### Provided information

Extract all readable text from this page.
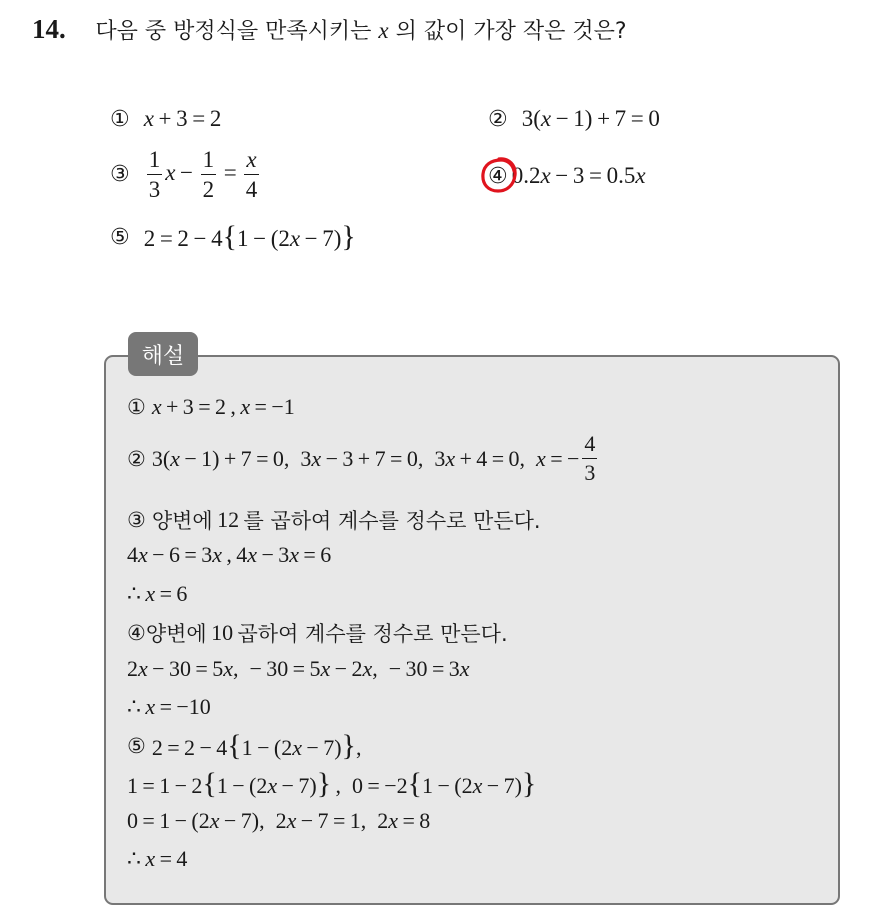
14. 다음 중 방정식을 만족시키는 x 의 값이 가장 작은 것은?
① x + 3 = 2	② 3(x − 1) + 7 = 0
③ $\frac{1}{3}$ $x - \frac{1}{2} = \frac{x}{4}$	④ 0.2x − 3 = 0.5x
⑤ 2 = 2 − 4{1 − (2x − 7)}
해설
① x + 3 = 2 , x = −1
② 3(x − 1) + 7 = 0, 3x − 3 + 7 = 0, 3x + 4 = 0, x = − $\frac{4}{3}$
③ 양변에  12  를 곱하여 계수를 정수로 만든다.
4x − 6 = 3x , 4x − 3x = 6
∴ x = 6
④ 양변에  10  곱하여 계수를 정수로 만든다.
2x − 30 = 5x, − 30 = 5x − 2x, − 30 = 3x
∴ x = −10
⑤ 2 = 2 − 4{1 − (2x − 7)},
1 = 1 − 2{1 − (2x − 7)} , 0 = −2{1 − (2x − 7)}
0 = 1 − (2x − 7), 2x − 7 = 1, 2x = 8
∴ x = 4
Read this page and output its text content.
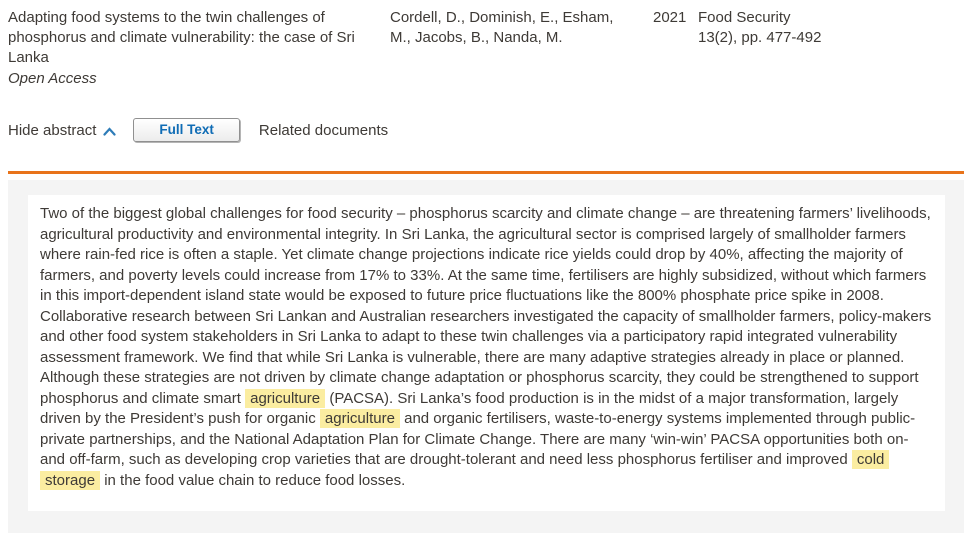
Adapting food systems to the twin challenges of phosphorus and climate vulnerability: the case of Sri Lanka
Open Access
Cordell, D., Dominish, E., Esham, M., Jacobs, B., Nanda, M.
2021 Food Security
13(2), pp. 477-492
Hide abstract	Full Text	Related documents

Two of the biggest global challenges for food security – phosphorus scarcity and climate change – are threatening farmers’ livelihoods, agricultural productivity and environmental integrity. In Sri Lanka, the agricultural sector is comprised largely of smallholder farmers where rain-fed rice is often a staple. Yet climate change projections indicate rice yields could drop by 40%, affecting the majority of farmers, and poverty levels could increase from 17% to 33%. At the same time, fertilisers are highly subsidized, without which farmers in this import-dependent island state would be exposed to future price fluctuations like the 800% phosphate price spike in 2008. Collaborative research between Sri Lankan and Australian researchers investigated the capacity of smallholder farmers, policy-makers and other food system stakeholders in Sri Lanka to adapt to these twin challenges via a participatory rapid integrated vulnerability assessment framework. We find that while Sri Lanka is vulnerable, there are many adaptive strategies already in place or planned. Although these strategies are not driven by climate change adaptation or phosphorus scarcity, they could be strengthened to support phosphorus and climate smart agriculture (PACSA). Sri Lanka’s food production is in the midst of a major transformation, largely driven by the President’s push for organic agriculture and organic fertilisers, waste-to-energy systems implemented through public-private partnerships, and the National Adaptation Plan for Climate Change. There are many ‘win-win’ PACSA opportunities both on- and off-farm, such as developing crop varieties that are drought-tolerant and need less phosphorus fertiliser and improved cold storage in the food value chain to reduce food losses.
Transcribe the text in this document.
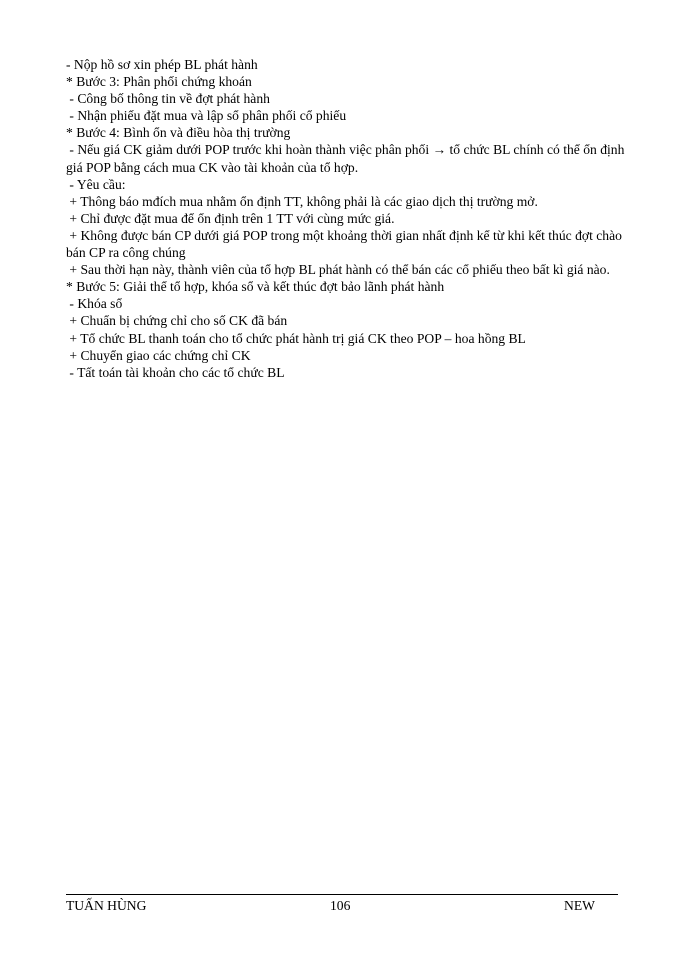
- Nộp hồ sơ xin phép BL phát hành
* Bước 3: Phân phối chứng khoán
- Công bố thông tin về đợt phát hành
- Nhận phiếu đặt mua và lập sổ phân phối cổ phiếu
* Bước 4: Bình ổn và điều hòa thị trường
- Nếu giá CK giảm dưới POP trước khi hoàn thành việc phân phối → tổ chức BL chính có thể ổn định giá POP bằng cách mua CK vào tài khoản của tổ hợp.
- Yêu cầu:
+ Thông báo mđích mua nhằm ổn định TT, không phải là các giao dịch thị trường mở.
+ Chỉ được đặt mua để ổn định trên 1 TT với cùng mức giá.
+ Không được bán CP dưới giá POP trong một khoảng thời gian nhất định kể từ khi kết thúc đợt chào bán CP ra công chúng
+ Sau thời hạn này, thành viên của tổ hợp BL phát hành có thể bán các cổ phiếu theo bất kì giá nào.
* Bước 5: Giải thể tổ hợp, khóa sổ và kết thúc đợt bảo lãnh phát hành
- Khóa sổ
+ Chuẩn bị chứng chỉ cho số CK đã bán
+ Tổ chức BL thanh toán cho tổ chức phát hành trị giá CK theo POP – hoa hồng BL
+ Chuyển giao các chứng chỉ CK
- Tất toán tài khoản cho các tổ chức BL
TUẤN HÙNG	106	NEW
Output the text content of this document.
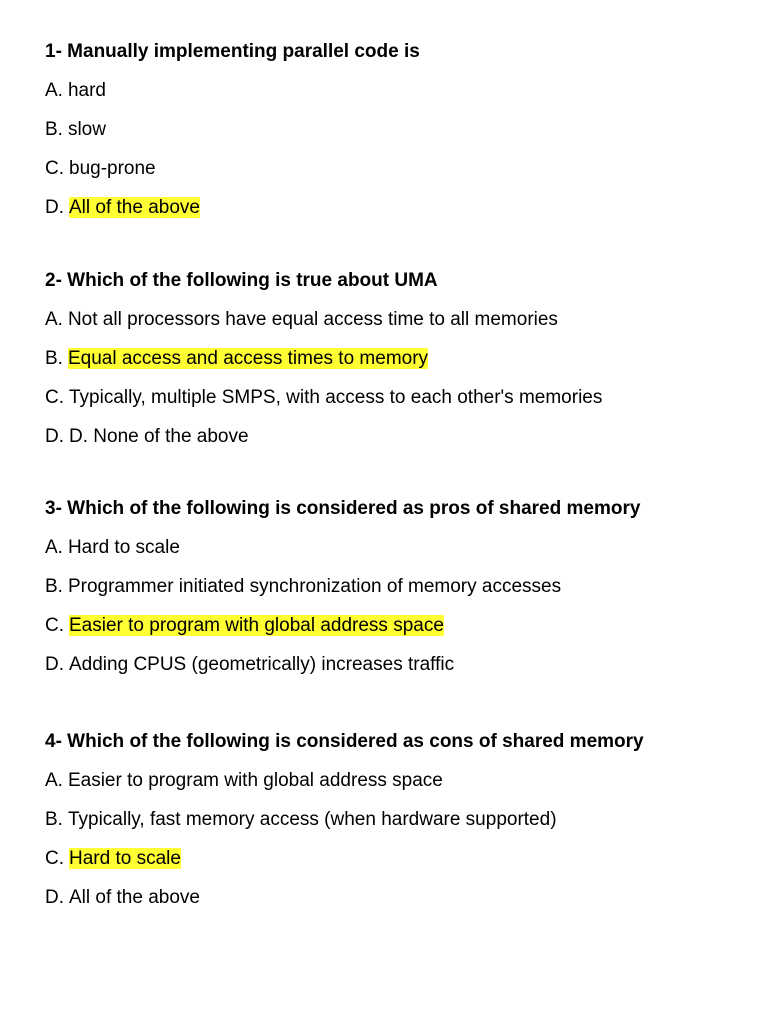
1- Manually implementing parallel code is
A. hard
B. slow
C. bug-prone
D. All of the above
2- Which of the following is true about UMA
A. Not all processors have equal access time to all memories
B. Equal access and access times to memory
C. Typically, multiple SMPS, with access to each other's memories
D. D. None of the above
3- Which of the following is considered as pros of shared memory
A. Hard to scale
B. Programmer initiated synchronization of memory accesses
C. Easier to program with global address space
D. Adding CPUS (geometrically) increases traffic
4- Which of the following is considered as cons of shared memory
A. Easier to program with global address space
B. Typically, fast memory access (when hardware supported)
C. Hard to scale
D. All of the above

### What needs to be done
Pictures stay out; repeat all the rest of the records exactly.

### Written solution
Extract all readable text from this page.
14. 다음 중 방정식을 만족시키는 x 의 값이 가장 작은 것은?
① x + 3 = 2	② 3(x − 1) + 7 = 0
③ $\frac{1}{3}$ $x - \frac{1}{2} = \frac{x}{4}$	④ 0.2x − 3 = 0.5x
⑤ 2 = 2 − 4{1 − (2x − 7)}
해설
① x + 3 = 2 , x = −1
② 3(x − 1) + 7 = 0, 3x − 3 + 7 = 0, 3x + 4 = 0, x = − $\frac{4}{3}$
③ 양변에  12  를 곱하여 계수를 정수로 만든다.
4x − 6 = 3x , 4x − 3x = 6
∴ x = 6
④ 양변에  10  곱하여 계수를 정수로 만든다.
2x − 30 = 5x, − 30 = 5x − 2x, − 30 = 3x
∴ x = −10
⑤ 2 = 2 − 4{1 − (2x − 7)},
1 = 1 − 2{1 − (2x − 7)} , 0 = −2{1 − (2x − 7)}
0 = 1 − (2x − 7), 2x − 7 = 1, 2x = 8
∴ x = 4
Read this page and output its text content.
Adapting food systems to the twin challenges of phosphorus and climate vulnerability: the case of Sri Lanka
Open Access
Cordell, D., Dominish, E., Esham, M., Jacobs, B., Nanda, M.
2021 Food Security
13(2), pp. 477-492
Hide abstract	Full Text	Related documents

Two of the biggest global challenges for food security – phosphorus scarcity and climate change – are threatening farmers’ livelihoods, agricultural productivity and environmental integrity. In Sri Lanka, the agricultural sector is comprised largely of smallholder farmers where rain-fed rice is often a staple. Yet climate change projections indicate rice yields could drop by 40%, affecting the majority of farmers, and poverty levels could increase from 17% to 33%. At the same time, fertilisers are highly subsidized, without which farmers in this import-dependent island state would be exposed to future price fluctuations like the 800% phosphate price spike in 2008. Collaborative research between Sri Lankan and Australian researchers investigated the capacity of smallholder farmers, policy-makers and other food system stakeholders in Sri Lanka to adapt to these twin challenges via a participatory rapid integrated vulnerability assessment framework. We find that while Sri Lanka is vulnerable, there are many adaptive strategies already in place or planned. Although these strategies are not driven by climate change adaptation or phosphorus scarcity, they could be strengthened to support phosphorus and climate smart agriculture (PACSA). Sri Lanka’s food production is in the midst of a major transformation, largely driven by the President’s push for organic agriculture and organic fertilisers, waste-to-energy systems implemented through public-private partnerships, and the National Adaptation Plan for Climate Change. There are many ‘win-win’ PACSA opportunities both on- and off-farm, such as developing crop varieties that are drought-tolerant and need less phosphorus fertiliser and improved cold storage in the food value chain to reduce food losses.
Transcribe the text in this document.
- Nộp hồ sơ xin phép BL phát hành
* Bước 3: Phân phối chứng khoán
- Công bố thông tin về đợt phát hành
- Nhận phiếu đặt mua và lập sổ phân phối cổ phiếu
* Bước 4: Bình ổn và điều hòa thị trường
- Nếu giá CK giảm dưới POP trước khi hoàn thành việc phân phối → tổ chức BL chính có thể ổn định giá POP bằng cách mua CK vào tài khoản của tổ hợp.
- Yêu cầu:
+ Thông báo mđích mua nhằm ổn định TT, không phải là các giao dịch thị trường mở.
+ Chỉ được đặt mua để ổn định trên 1 TT với cùng mức giá.
+ Không được bán CP dưới giá POP trong một khoảng thời gian nhất định kể từ khi kết thúc đợt chào bán CP ra công chúng
+ Sau thời hạn này, thành viên của tổ hợp BL phát hành có thể bán các cổ phiếu theo bất kì giá nào.
* Bước 5: Giải thể tổ hợp, khóa sổ và kết thúc đợt bảo lãnh phát hành
- Khóa sổ
+ Chuẩn bị chứng chỉ cho số CK đã bán
+ Tổ chức BL thanh toán cho tổ chức phát hành trị giá CK theo POP – hoa hồng BL
+ Chuyển giao các chứng chỉ CK
- Tất toán tài khoản cho các tổ chức BL
TUẤN HÙNG	106	NEW
Output the text content of this document.
1- Manually implementing parallel code is
A. hard
B. slow
C. bug-prone
D. All of the above
2- Which of the following is true about UMA
A. Not all processors have equal access time to all memories
B. Equal access and access times to memory
C. Typically, multiple SMPS, with access to each other's memories
D. D. None of the above
3- Which of the following is considered as pros of shared memory
A. Hard to scale
B. Programmer initiated synchronization of memory accesses
C. Easier to program with global address space
D. Adding CPUS (geometrically) increases traffic
4- Which of the following is considered as cons of shared memory
A. Easier to program with global address space
B. Typically, fast memory access (when hardware supported)
C. Hard to scale
D. All of the above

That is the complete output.